[start]

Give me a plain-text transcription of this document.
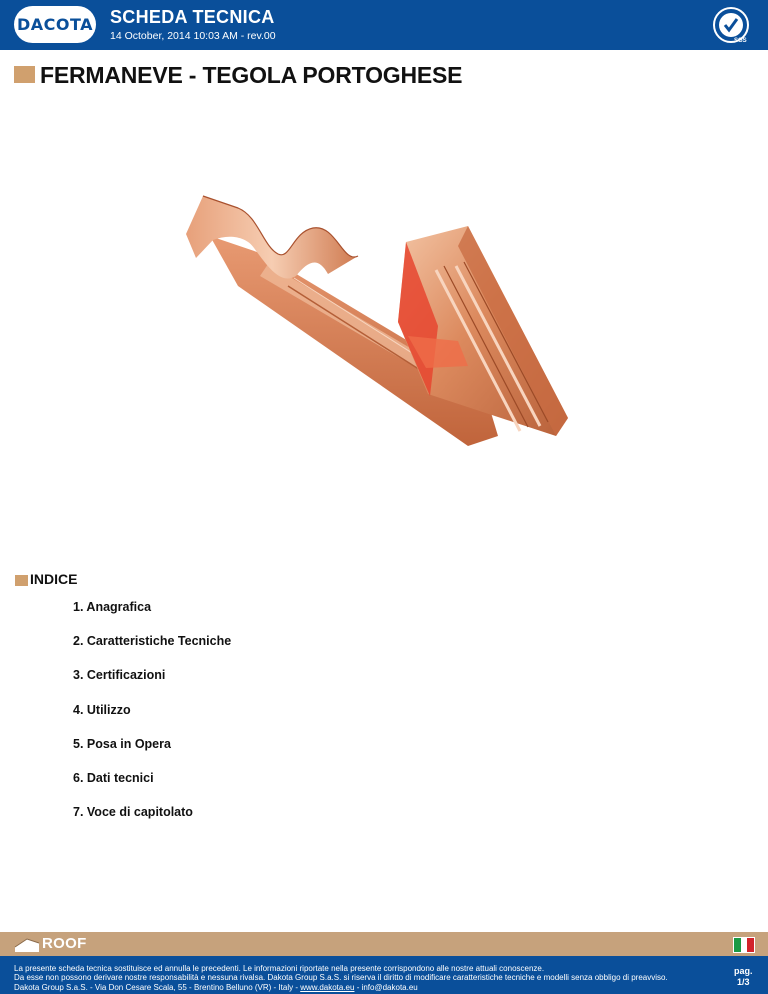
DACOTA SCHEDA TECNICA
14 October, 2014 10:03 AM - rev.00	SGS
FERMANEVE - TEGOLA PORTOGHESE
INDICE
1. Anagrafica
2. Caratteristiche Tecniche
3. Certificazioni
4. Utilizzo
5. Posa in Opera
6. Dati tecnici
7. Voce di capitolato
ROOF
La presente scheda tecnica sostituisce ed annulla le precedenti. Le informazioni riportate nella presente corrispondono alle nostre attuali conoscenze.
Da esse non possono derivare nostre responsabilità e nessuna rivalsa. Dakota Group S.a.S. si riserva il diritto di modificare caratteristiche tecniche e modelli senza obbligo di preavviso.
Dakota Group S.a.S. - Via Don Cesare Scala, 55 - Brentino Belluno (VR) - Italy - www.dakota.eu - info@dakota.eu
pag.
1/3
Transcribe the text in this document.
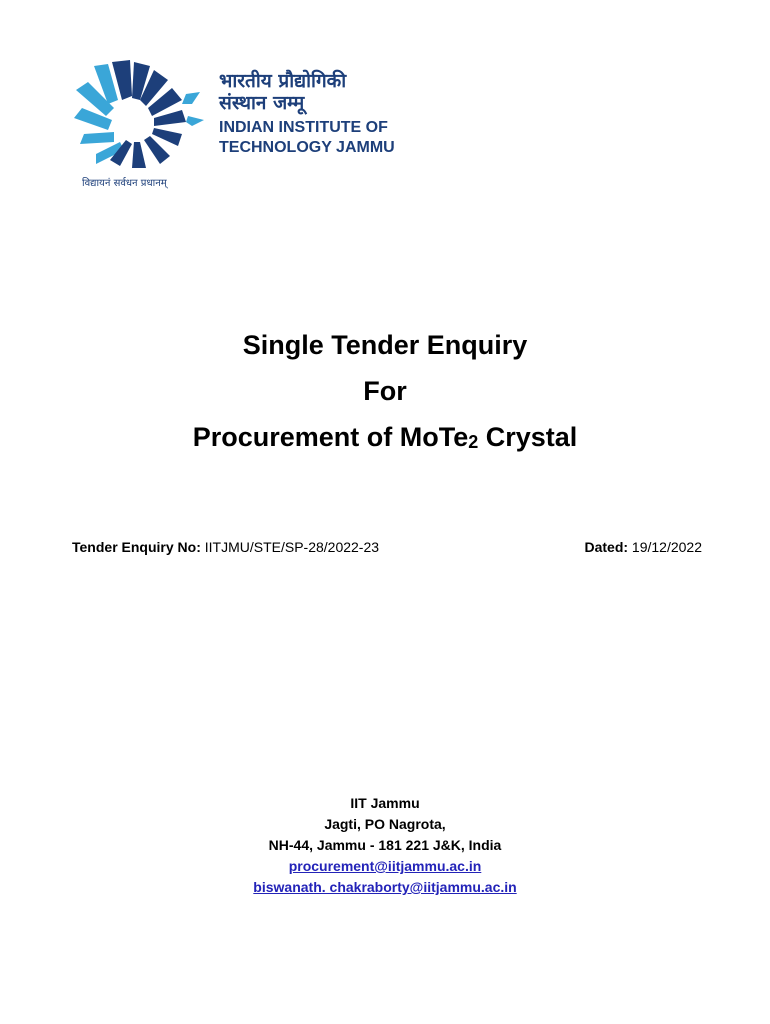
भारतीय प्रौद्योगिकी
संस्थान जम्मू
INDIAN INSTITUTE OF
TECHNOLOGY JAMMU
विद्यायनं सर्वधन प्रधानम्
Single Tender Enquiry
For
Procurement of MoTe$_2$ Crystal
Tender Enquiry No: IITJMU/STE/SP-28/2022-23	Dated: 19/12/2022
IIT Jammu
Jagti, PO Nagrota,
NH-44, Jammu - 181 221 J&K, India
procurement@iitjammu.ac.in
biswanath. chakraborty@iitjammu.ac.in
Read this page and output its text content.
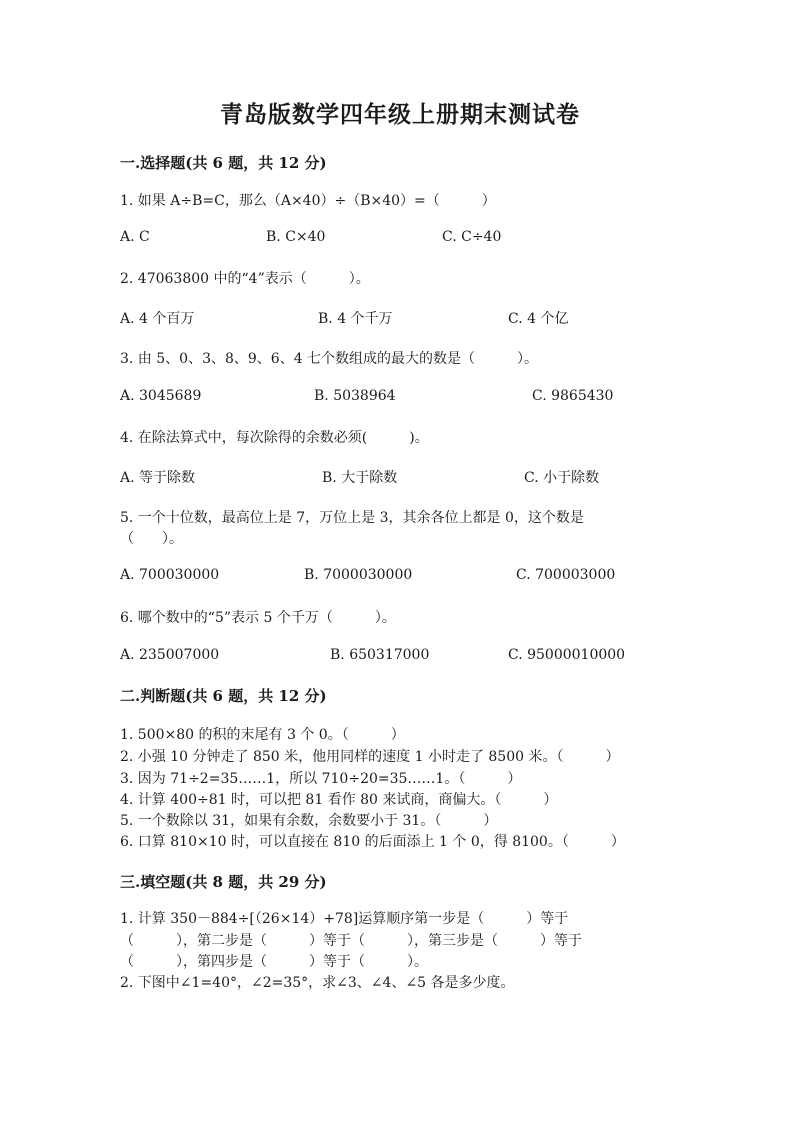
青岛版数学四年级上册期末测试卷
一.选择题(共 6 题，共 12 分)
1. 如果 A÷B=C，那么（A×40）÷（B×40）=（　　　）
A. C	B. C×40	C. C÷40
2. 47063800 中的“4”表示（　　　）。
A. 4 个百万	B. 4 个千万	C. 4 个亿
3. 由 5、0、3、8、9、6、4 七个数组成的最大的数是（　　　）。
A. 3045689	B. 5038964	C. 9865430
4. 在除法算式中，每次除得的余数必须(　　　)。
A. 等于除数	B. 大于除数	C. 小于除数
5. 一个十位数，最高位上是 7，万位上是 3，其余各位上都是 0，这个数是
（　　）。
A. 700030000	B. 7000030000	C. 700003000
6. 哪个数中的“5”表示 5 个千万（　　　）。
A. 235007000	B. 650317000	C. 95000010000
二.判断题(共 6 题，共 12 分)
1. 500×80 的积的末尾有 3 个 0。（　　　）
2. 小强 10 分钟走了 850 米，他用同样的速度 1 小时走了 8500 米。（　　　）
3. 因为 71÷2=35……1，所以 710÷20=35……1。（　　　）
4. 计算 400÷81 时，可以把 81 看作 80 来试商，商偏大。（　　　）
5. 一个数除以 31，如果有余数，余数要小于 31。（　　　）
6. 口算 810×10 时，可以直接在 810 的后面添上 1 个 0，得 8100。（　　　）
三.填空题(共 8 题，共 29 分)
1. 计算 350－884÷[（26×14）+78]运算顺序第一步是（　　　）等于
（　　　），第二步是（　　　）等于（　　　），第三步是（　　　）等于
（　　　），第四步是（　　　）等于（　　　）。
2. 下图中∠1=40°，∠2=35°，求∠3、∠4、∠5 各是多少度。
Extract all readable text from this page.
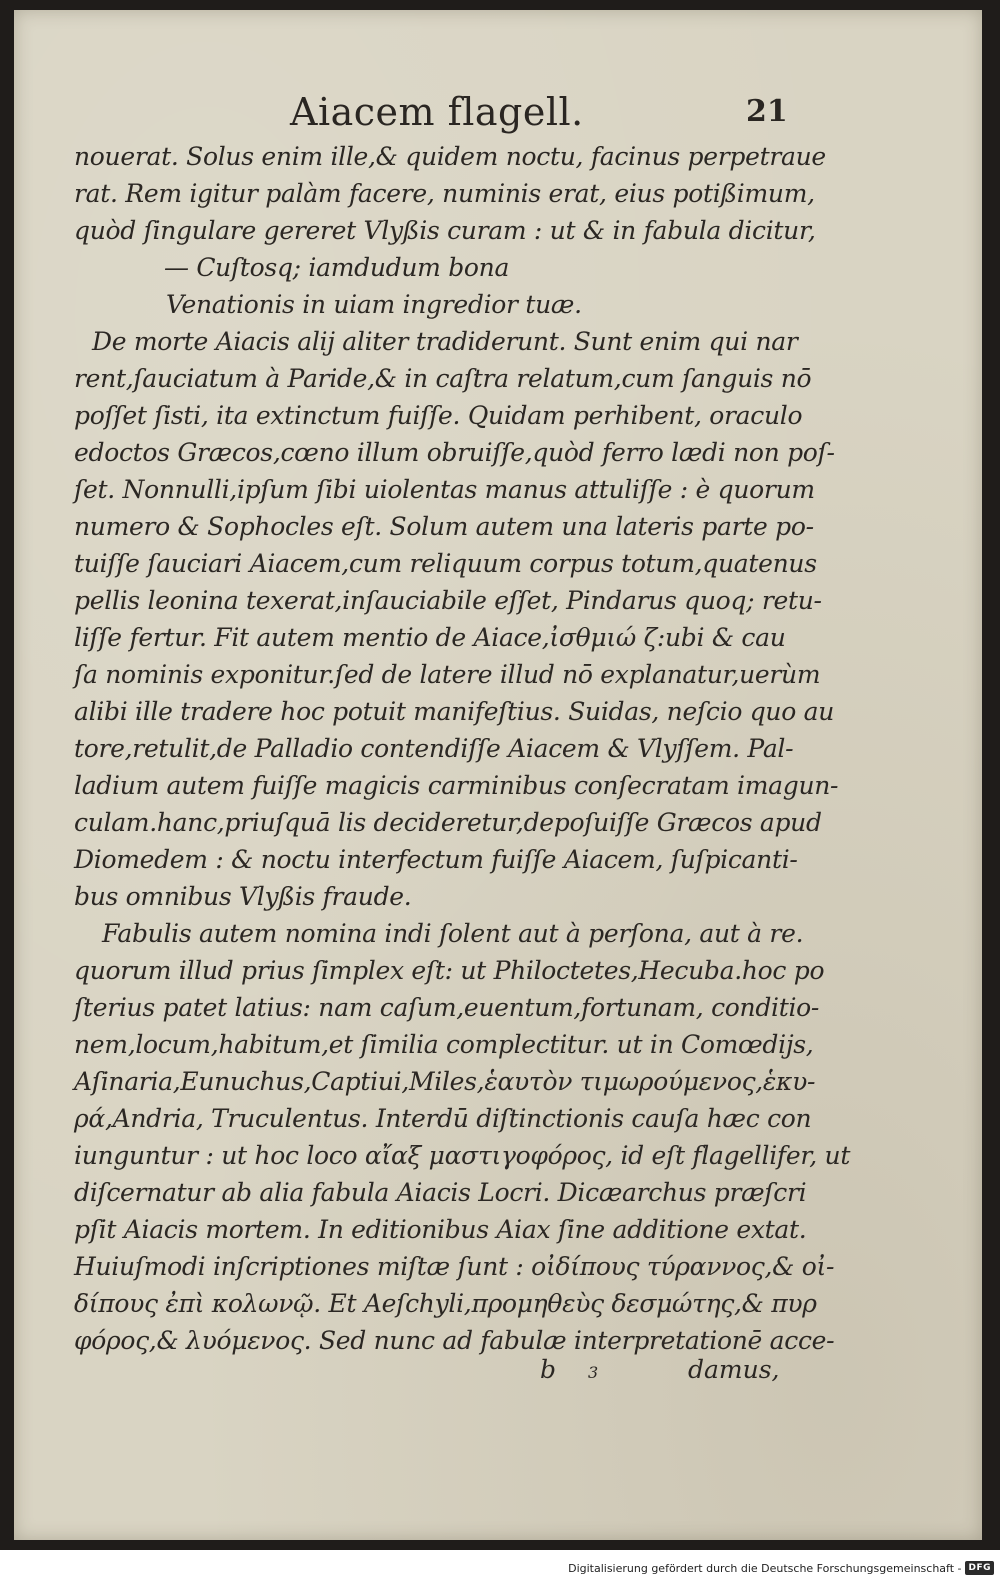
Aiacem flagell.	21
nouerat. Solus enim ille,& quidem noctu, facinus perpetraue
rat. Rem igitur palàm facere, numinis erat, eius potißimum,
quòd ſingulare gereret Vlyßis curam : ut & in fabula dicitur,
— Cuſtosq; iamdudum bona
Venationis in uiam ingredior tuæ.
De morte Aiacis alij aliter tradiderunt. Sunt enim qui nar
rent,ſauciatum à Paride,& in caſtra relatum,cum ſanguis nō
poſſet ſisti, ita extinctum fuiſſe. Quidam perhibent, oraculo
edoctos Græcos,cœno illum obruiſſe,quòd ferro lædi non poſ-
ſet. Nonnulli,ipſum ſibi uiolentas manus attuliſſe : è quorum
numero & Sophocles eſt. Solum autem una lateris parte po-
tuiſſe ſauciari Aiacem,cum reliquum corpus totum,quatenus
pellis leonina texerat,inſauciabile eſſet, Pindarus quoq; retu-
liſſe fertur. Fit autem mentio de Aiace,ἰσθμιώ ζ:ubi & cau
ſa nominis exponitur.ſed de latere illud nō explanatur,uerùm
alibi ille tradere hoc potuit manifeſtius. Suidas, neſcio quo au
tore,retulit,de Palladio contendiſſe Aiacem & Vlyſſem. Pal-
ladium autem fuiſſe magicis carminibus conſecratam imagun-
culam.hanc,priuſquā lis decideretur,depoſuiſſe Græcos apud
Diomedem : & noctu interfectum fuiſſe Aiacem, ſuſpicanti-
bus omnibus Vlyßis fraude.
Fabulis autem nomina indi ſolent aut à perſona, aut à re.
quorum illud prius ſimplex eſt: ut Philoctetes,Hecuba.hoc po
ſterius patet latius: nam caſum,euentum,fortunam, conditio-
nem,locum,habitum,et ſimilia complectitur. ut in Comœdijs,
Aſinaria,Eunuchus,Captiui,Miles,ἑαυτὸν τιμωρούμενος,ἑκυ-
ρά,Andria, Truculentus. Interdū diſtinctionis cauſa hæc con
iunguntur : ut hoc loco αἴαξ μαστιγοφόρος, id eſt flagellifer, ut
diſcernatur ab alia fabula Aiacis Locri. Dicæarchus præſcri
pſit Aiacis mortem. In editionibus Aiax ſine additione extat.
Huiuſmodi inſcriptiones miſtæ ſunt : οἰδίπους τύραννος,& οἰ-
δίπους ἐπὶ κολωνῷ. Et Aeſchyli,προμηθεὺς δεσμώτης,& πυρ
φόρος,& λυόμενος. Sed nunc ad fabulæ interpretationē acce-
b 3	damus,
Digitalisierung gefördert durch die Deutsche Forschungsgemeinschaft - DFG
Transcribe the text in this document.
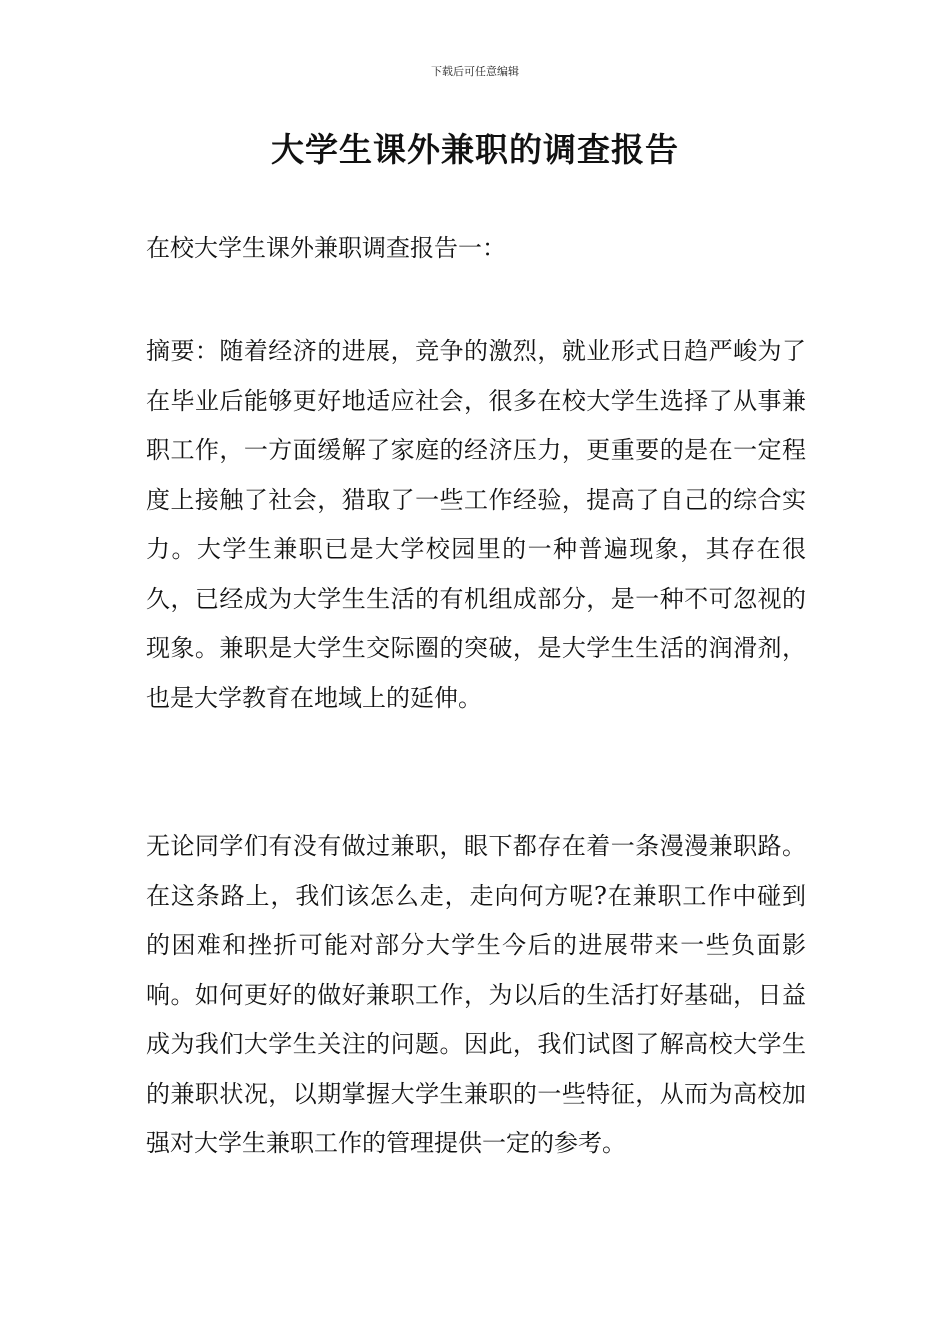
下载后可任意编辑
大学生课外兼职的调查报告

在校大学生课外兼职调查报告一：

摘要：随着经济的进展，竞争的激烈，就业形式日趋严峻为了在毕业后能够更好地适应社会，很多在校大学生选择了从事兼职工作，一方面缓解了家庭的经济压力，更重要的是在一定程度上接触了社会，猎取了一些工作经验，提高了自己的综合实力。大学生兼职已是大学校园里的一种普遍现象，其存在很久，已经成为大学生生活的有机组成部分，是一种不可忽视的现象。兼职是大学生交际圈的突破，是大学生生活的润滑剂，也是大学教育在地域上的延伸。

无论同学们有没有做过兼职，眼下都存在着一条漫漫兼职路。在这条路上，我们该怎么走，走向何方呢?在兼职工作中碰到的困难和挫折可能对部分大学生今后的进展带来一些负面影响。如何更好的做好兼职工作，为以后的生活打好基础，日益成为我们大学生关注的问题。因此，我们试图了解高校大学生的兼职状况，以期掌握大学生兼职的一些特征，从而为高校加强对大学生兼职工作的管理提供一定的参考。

[end]

**EXERCISE BRIEF**
Give only the count of lines in the data that include the string "Tender".

**TASK SOLUTION**
2